Set exercise:
The listing below is the input. Say how many of its lines contain "Italic", giving the number alone.

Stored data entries
— Begin —

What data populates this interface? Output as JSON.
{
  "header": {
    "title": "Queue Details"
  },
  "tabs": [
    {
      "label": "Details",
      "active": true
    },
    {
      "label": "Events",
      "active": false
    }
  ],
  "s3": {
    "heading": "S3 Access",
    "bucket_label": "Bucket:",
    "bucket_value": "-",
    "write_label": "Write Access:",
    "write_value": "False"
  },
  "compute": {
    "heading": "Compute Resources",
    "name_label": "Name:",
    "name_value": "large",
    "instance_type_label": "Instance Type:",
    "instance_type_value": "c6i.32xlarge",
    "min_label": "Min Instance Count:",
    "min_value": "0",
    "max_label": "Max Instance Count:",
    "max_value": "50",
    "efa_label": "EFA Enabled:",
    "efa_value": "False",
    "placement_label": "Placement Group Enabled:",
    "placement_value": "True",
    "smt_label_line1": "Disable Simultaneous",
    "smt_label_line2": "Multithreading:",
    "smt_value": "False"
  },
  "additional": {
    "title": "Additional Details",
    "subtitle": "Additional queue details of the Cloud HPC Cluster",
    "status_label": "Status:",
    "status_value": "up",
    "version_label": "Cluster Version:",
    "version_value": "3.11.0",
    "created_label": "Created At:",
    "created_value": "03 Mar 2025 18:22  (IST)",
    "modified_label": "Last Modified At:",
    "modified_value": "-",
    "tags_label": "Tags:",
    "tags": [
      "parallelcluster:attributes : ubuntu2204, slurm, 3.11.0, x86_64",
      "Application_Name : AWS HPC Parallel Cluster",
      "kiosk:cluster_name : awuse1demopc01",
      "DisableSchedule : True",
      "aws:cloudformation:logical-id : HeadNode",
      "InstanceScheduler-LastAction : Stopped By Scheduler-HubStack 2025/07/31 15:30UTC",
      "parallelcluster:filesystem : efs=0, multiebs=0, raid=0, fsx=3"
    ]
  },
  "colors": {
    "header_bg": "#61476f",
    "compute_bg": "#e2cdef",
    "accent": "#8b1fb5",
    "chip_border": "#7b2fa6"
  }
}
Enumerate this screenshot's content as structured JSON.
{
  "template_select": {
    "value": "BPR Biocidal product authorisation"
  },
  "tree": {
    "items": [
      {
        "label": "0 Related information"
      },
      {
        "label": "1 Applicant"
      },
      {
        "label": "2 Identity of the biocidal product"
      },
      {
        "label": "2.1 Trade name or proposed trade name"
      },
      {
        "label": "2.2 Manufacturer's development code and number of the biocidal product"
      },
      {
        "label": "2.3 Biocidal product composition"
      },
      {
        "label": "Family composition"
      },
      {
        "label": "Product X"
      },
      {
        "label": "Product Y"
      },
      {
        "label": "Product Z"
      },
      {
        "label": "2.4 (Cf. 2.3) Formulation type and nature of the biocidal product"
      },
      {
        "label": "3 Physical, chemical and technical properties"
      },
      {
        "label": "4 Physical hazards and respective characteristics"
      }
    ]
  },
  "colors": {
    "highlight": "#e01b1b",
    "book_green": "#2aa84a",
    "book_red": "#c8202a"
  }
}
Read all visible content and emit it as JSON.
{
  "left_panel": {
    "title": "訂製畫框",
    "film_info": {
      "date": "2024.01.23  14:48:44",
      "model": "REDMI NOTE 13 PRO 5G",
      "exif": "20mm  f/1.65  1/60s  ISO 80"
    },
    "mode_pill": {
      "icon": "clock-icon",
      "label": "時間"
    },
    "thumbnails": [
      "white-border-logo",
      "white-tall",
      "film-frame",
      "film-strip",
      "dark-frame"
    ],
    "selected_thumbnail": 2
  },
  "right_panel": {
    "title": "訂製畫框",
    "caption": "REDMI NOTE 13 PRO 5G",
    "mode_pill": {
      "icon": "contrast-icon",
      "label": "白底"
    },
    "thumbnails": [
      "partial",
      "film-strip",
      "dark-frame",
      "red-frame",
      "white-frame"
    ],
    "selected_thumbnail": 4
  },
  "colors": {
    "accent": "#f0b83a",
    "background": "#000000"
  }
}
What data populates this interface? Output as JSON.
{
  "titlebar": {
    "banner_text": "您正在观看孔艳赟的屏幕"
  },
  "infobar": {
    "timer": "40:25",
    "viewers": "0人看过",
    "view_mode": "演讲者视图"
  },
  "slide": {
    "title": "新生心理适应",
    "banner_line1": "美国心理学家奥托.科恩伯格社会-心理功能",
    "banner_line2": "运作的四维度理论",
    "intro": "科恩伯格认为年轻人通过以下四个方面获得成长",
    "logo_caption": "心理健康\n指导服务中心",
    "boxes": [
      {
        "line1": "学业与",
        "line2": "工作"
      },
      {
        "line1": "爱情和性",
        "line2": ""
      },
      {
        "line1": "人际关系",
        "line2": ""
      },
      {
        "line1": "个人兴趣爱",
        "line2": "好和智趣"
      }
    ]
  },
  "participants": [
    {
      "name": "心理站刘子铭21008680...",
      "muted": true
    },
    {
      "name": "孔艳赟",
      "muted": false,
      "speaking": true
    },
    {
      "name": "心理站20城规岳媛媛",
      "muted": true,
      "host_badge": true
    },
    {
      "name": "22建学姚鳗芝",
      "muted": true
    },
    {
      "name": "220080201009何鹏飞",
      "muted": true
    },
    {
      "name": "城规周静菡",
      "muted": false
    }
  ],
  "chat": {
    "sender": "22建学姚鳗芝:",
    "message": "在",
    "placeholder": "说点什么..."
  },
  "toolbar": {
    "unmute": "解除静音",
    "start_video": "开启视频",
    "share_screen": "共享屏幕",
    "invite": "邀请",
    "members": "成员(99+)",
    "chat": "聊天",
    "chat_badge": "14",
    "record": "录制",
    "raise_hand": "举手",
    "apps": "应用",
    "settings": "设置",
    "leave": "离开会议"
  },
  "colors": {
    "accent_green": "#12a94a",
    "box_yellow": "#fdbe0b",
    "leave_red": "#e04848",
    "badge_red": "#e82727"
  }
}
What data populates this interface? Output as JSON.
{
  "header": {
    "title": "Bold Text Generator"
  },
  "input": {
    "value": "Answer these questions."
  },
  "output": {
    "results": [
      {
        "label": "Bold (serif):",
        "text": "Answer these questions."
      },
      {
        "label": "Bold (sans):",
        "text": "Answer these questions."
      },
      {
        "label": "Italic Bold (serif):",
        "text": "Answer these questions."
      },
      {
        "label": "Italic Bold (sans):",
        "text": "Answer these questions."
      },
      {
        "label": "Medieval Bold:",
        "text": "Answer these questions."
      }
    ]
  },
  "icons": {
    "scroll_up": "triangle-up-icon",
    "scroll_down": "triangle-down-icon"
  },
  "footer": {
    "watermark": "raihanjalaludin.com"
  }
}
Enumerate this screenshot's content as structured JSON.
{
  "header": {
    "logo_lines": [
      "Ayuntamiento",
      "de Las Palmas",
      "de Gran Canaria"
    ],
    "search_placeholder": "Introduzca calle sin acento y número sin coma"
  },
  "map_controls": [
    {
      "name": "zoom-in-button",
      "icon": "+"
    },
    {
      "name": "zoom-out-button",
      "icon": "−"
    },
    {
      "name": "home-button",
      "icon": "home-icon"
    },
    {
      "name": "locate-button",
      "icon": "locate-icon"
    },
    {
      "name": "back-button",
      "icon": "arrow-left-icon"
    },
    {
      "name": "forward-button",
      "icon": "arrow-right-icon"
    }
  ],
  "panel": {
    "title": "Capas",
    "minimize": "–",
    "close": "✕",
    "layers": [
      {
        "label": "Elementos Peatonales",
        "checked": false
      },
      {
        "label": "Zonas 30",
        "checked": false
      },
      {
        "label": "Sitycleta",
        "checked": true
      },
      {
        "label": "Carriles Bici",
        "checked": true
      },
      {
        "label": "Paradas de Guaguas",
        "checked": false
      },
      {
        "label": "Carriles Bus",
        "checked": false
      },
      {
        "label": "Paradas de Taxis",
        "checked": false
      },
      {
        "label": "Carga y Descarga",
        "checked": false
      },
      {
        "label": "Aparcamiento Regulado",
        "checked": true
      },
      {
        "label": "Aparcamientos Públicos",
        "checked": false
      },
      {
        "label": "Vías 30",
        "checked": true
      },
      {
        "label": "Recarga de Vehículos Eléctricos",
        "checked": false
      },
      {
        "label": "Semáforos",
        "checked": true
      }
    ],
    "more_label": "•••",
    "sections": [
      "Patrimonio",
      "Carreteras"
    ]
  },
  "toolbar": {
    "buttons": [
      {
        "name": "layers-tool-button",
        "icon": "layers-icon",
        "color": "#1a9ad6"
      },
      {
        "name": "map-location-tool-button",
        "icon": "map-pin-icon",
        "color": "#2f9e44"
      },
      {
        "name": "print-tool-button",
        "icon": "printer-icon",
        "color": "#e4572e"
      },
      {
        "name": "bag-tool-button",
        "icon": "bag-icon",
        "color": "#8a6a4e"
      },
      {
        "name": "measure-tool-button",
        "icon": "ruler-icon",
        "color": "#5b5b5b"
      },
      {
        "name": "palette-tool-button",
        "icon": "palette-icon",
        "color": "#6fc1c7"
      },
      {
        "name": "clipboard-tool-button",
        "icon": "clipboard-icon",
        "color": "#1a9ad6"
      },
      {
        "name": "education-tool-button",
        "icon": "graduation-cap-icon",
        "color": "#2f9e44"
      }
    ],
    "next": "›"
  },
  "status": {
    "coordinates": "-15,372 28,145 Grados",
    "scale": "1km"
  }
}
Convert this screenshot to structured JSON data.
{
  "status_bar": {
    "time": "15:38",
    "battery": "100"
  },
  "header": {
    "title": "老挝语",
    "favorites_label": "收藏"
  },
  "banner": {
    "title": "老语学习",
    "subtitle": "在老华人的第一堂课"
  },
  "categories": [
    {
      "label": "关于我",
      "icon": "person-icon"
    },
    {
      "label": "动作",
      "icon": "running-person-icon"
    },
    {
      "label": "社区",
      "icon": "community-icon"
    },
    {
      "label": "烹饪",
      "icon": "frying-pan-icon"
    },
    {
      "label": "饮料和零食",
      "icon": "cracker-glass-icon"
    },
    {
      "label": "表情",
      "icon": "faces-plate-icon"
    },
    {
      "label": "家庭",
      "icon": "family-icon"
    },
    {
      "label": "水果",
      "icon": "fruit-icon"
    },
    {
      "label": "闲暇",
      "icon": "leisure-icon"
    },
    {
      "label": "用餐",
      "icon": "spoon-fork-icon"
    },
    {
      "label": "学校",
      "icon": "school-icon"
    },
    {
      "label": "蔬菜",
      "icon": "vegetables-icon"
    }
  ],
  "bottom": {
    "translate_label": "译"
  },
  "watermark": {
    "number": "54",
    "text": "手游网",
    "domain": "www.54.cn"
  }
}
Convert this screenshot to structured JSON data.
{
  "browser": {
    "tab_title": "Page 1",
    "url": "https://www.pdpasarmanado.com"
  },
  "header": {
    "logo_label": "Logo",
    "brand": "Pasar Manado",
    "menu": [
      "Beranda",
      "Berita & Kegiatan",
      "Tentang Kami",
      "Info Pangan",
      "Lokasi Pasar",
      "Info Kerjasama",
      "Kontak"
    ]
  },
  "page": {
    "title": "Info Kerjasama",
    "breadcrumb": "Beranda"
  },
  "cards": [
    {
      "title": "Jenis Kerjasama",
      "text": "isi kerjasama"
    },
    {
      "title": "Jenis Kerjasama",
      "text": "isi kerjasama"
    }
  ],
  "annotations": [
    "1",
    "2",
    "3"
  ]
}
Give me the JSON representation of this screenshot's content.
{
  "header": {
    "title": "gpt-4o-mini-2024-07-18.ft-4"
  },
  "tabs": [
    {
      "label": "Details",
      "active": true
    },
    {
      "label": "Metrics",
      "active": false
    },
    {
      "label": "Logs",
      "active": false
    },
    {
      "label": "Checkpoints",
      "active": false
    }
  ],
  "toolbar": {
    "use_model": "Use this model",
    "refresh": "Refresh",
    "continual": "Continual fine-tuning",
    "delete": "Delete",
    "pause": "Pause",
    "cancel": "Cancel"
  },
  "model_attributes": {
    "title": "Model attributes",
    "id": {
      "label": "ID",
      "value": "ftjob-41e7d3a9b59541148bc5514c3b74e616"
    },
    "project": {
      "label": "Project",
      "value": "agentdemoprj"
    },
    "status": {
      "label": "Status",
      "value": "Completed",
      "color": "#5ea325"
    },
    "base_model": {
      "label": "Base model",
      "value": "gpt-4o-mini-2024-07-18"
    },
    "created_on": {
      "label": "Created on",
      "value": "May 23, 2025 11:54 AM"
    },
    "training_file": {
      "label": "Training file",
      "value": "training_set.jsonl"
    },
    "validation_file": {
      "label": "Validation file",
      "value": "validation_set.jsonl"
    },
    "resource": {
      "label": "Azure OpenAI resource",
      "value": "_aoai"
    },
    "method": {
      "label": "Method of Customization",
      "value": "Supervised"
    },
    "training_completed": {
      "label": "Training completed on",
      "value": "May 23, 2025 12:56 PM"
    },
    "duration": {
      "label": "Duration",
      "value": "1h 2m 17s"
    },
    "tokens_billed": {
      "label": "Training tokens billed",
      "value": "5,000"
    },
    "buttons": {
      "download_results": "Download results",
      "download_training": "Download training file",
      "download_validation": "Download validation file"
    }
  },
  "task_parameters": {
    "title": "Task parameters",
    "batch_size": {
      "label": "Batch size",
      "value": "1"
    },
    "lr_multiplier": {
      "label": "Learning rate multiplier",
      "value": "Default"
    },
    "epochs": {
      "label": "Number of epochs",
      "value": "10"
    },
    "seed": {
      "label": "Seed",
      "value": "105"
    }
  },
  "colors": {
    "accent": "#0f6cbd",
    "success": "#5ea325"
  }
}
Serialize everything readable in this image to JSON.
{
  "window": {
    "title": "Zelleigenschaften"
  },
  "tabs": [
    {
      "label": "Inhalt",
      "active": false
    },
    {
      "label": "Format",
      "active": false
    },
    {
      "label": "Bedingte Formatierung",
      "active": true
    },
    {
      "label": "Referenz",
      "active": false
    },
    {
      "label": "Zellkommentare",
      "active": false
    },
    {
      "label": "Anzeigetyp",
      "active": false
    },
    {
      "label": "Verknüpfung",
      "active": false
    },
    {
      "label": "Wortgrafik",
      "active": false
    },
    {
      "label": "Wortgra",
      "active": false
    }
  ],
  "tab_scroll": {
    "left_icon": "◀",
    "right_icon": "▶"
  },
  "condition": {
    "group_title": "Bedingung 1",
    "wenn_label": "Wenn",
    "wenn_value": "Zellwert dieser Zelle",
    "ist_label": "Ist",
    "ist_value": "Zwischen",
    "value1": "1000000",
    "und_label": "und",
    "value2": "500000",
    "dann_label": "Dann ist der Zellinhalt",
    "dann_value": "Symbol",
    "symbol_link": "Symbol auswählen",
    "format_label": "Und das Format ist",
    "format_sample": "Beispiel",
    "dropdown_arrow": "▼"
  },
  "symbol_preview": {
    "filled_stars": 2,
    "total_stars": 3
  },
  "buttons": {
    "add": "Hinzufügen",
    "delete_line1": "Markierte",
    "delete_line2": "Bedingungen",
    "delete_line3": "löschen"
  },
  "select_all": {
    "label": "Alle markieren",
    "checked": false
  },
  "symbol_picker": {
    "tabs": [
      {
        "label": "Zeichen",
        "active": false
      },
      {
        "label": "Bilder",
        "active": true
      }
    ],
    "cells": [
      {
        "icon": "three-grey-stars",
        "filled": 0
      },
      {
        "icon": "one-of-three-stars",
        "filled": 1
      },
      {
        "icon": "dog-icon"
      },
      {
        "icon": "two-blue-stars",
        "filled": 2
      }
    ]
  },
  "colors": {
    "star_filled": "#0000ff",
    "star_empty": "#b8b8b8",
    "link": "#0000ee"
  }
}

— End —

Exercise result:
2